** start Data supplied **
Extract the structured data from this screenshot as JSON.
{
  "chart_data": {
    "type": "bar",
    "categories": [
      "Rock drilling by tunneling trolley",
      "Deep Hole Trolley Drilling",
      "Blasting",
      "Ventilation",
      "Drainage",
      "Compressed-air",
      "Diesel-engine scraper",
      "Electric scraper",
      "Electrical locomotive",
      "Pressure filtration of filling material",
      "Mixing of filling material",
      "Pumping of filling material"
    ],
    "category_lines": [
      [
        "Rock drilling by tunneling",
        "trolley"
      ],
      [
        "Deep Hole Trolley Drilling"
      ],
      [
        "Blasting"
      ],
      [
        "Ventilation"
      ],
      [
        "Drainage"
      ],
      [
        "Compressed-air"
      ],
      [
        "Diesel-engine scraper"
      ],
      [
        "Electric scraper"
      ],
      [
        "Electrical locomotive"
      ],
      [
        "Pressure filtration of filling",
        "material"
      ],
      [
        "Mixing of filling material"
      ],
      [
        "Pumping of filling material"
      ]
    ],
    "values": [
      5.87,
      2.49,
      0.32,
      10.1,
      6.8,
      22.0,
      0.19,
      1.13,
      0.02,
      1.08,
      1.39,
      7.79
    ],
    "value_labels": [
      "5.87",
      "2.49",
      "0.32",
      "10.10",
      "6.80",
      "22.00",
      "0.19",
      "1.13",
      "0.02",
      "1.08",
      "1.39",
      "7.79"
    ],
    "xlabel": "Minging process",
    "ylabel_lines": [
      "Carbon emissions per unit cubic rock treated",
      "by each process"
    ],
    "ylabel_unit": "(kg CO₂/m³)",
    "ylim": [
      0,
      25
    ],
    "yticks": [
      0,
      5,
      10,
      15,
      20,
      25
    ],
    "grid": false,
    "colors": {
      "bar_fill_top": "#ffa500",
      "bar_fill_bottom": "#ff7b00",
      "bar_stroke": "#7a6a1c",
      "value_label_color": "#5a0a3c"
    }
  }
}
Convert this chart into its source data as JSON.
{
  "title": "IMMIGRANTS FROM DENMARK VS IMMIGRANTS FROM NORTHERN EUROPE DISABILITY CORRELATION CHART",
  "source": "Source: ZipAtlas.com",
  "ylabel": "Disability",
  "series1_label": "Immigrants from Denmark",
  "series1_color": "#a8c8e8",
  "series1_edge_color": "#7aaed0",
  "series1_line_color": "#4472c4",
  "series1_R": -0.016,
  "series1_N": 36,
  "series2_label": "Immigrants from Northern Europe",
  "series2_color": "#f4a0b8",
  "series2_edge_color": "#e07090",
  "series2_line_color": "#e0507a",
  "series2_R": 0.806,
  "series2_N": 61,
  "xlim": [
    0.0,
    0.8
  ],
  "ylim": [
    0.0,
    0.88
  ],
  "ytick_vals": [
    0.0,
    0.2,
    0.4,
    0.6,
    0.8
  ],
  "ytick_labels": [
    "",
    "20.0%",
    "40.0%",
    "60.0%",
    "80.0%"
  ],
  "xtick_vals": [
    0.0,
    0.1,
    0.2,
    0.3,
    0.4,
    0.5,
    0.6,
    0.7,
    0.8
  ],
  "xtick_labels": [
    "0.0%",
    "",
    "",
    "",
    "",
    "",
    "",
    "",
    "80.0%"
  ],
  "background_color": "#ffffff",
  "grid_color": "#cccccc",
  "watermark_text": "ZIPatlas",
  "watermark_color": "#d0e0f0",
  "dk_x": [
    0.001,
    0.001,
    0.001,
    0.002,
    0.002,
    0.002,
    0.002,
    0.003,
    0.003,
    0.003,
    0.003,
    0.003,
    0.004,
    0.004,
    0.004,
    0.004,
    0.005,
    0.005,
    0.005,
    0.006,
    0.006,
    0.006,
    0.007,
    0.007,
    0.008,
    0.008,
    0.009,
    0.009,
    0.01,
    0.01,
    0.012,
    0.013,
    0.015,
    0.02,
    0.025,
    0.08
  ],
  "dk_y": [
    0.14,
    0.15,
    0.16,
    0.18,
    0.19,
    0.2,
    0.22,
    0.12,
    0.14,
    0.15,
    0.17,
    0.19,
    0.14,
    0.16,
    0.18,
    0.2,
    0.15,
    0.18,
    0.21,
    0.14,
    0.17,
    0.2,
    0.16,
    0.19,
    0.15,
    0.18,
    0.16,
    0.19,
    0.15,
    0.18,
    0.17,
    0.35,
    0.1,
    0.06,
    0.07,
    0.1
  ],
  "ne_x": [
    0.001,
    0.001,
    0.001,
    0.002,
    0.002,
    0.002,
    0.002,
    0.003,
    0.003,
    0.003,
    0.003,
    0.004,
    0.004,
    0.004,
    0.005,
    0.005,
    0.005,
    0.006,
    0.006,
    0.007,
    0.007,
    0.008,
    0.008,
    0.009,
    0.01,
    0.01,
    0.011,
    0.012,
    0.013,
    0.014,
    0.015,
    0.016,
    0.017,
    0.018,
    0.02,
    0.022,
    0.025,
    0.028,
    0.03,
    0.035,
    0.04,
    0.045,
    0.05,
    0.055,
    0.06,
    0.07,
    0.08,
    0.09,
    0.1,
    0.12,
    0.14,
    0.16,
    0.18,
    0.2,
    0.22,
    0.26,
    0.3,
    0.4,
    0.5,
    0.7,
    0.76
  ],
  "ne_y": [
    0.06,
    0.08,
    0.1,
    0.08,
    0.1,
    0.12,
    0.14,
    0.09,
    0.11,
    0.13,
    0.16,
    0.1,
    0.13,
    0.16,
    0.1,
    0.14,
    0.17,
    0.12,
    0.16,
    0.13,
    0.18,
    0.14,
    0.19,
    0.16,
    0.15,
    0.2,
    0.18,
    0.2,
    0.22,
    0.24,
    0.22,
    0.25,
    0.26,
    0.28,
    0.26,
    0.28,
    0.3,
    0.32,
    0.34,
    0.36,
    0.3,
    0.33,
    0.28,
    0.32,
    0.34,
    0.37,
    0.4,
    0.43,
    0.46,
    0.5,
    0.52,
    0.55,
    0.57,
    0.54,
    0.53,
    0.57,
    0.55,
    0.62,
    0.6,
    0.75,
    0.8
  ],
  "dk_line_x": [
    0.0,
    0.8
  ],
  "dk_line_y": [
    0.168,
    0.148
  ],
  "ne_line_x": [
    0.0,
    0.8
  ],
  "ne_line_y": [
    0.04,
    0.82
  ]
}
** end Data supplied **
**Task prompt**
Exactly reproduce every line found in the records.

**Reply**
Extract the structured data from this screenshot as JSON.
{
  "chart_data": {
    "type": "bar",
    "categories": [
      "Rock drilling by tunneling trolley",
      "Deep Hole Trolley Drilling",
      "Blasting",
      "Ventilation",
      "Drainage",
      "Compressed-air",
      "Diesel-engine scraper",
      "Electric scraper",
      "Electrical locomotive",
      "Pressure filtration of filling material",
      "Mixing of filling material",
      "Pumping of filling material"
    ],
    "category_lines": [
      [
        "Rock drilling by tunneling",
        "trolley"
      ],
      [
        "Deep Hole Trolley Drilling"
      ],
      [
        "Blasting"
      ],
      [
        "Ventilation"
      ],
      [
        "Drainage"
      ],
      [
        "Compressed-air"
      ],
      [
        "Diesel-engine scraper"
      ],
      [
        "Electric scraper"
      ],
      [
        "Electrical locomotive"
      ],
      [
        "Pressure filtration of filling",
        "material"
      ],
      [
        "Mixing of filling material"
      ],
      [
        "Pumping of filling material"
      ]
    ],
    "values": [
      5.87,
      2.49,
      0.32,
      10.1,
      6.8,
      22.0,
      0.19,
      1.13,
      0.02,
      1.08,
      1.39,
      7.79
    ],
    "value_labels": [
      "5.87",
      "2.49",
      "0.32",
      "10.10",
      "6.80",
      "22.00",
      "0.19",
      "1.13",
      "0.02",
      "1.08",
      "1.39",
      "7.79"
    ],
    "xlabel": "Minging process",
    "ylabel_lines": [
      "Carbon emissions per unit cubic rock treated",
      "by each process"
    ],
    "ylabel_unit": "(kg CO₂/m³)",
    "ylim": [
      0,
      25
    ],
    "yticks": [
      0,
      5,
      10,
      15,
      20,
      25
    ],
    "grid": false,
    "colors": {
      "bar_fill_top": "#ffa500",
      "bar_fill_bottom": "#ff7b00",
      "bar_stroke": "#7a6a1c",
      "value_label_color": "#5a0a3c"
    }
  }
}
Convert this chart into its source data as JSON.
{
  "title": "IMMIGRANTS FROM DENMARK VS IMMIGRANTS FROM NORTHERN EUROPE DISABILITY CORRELATION CHART",
  "source": "Source: ZipAtlas.com",
  "ylabel": "Disability",
  "series1_label": "Immigrants from Denmark",
  "series1_color": "#a8c8e8",
  "series1_edge_color": "#7aaed0",
  "series1_line_color": "#4472c4",
  "series1_R": -0.016,
  "series1_N": 36,
  "series2_label": "Immigrants from Northern Europe",
  "series2_color": "#f4a0b8",
  "series2_edge_color": "#e07090",
  "series2_line_color": "#e0507a",
  "series2_R": 0.806,
  "series2_N": 61,
  "xlim": [
    0.0,
    0.8
  ],
  "ylim": [
    0.0,
    0.88
  ],
  "ytick_vals": [
    0.0,
    0.2,
    0.4,
    0.6,
    0.8
  ],
  "ytick_labels": [
    "",
    "20.0%",
    "40.0%",
    "60.0%",
    "80.0%"
  ],
  "xtick_vals": [
    0.0,
    0.1,
    0.2,
    0.3,
    0.4,
    0.5,
    0.6,
    0.7,
    0.8
  ],
  "xtick_labels": [
    "0.0%",
    "",
    "",
    "",
    "",
    "",
    "",
    "",
    "80.0%"
  ],
  "background_color": "#ffffff",
  "grid_color": "#cccccc",
  "watermark_text": "ZIPatlas",
  "watermark_color": "#d0e0f0",
  "dk_x": [
    0.001,
    0.001,
    0.001,
    0.002,
    0.002,
    0.002,
    0.002,
    0.003,
    0.003,
    0.003,
    0.003,
    0.003,
    0.004,
    0.004,
    0.004,
    0.004,
    0.005,
    0.005,
    0.005,
    0.006,
    0.006,
    0.006,
    0.007,
    0.007,
    0.008,
    0.008,
    0.009,
    0.009,
    0.01,
    0.01,
    0.012,
    0.013,
    0.015,
    0.02,
    0.025,
    0.08
  ],
  "dk_y": [
    0.14,
    0.15,
    0.16,
    0.18,
    0.19,
    0.2,
    0.22,
    0.12,
    0.14,
    0.15,
    0.17,
    0.19,
    0.14,
    0.16,
    0.18,
    0.2,
    0.15,
    0.18,
    0.21,
    0.14,
    0.17,
    0.2,
    0.16,
    0.19,
    0.15,
    0.18,
    0.16,
    0.19,
    0.15,
    0.18,
    0.17,
    0.35,
    0.1,
    0.06,
    0.07,
    0.1
  ],
  "ne_x": [
    0.001,
    0.001,
    0.001,
    0.002,
    0.002,
    0.002,
    0.002,
    0.003,
    0.003,
    0.003,
    0.003,
    0.004,
    0.004,
    0.004,
    0.005,
    0.005,
    0.005,
    0.006,
    0.006,
    0.007,
    0.007,
    0.008,
    0.008,
    0.009,
    0.01,
    0.01,
    0.011,
    0.012,
    0.013,
    0.014,
    0.015,
    0.016,
    0.017,
    0.018,
    0.02,
    0.022,
    0.025,
    0.028,
    0.03,
    0.035,
    0.04,
    0.045,
    0.05,
    0.055,
    0.06,
    0.07,
    0.08,
    0.09,
    0.1,
    0.12,
    0.14,
    0.16,
    0.18,
    0.2,
    0.22,
    0.26,
    0.3,
    0.4,
    0.5,
    0.7,
    0.76
  ],
  "ne_y": [
    0.06,
    0.08,
    0.1,
    0.08,
    0.1,
    0.12,
    0.14,
    0.09,
    0.11,
    0.13,
    0.16,
    0.1,
    0.13,
    0.16,
    0.1,
    0.14,
    0.17,
    0.12,
    0.16,
    0.13,
    0.18,
    0.14,
    0.19,
    0.16,
    0.15,
    0.2,
    0.18,
    0.2,
    0.22,
    0.24,
    0.22,
    0.25,
    0.26,
    0.28,
    0.26,
    0.28,
    0.3,
    0.32,
    0.34,
    0.36,
    0.3,
    0.33,
    0.28,
    0.32,
    0.34,
    0.37,
    0.4,
    0.43,
    0.46,
    0.5,
    0.52,
    0.55,
    0.57,
    0.54,
    0.53,
    0.57,
    0.55,
    0.62,
    0.6,
    0.75,
    0.8
  ],
  "dk_line_x": [
    0.0,
    0.8
  ],
  "dk_line_y": [
    0.168,
    0.148
  ],
  "ne_line_x": [
    0.0,
    0.8
  ],
  "ne_line_y": [
    0.04,
    0.82
  ]
}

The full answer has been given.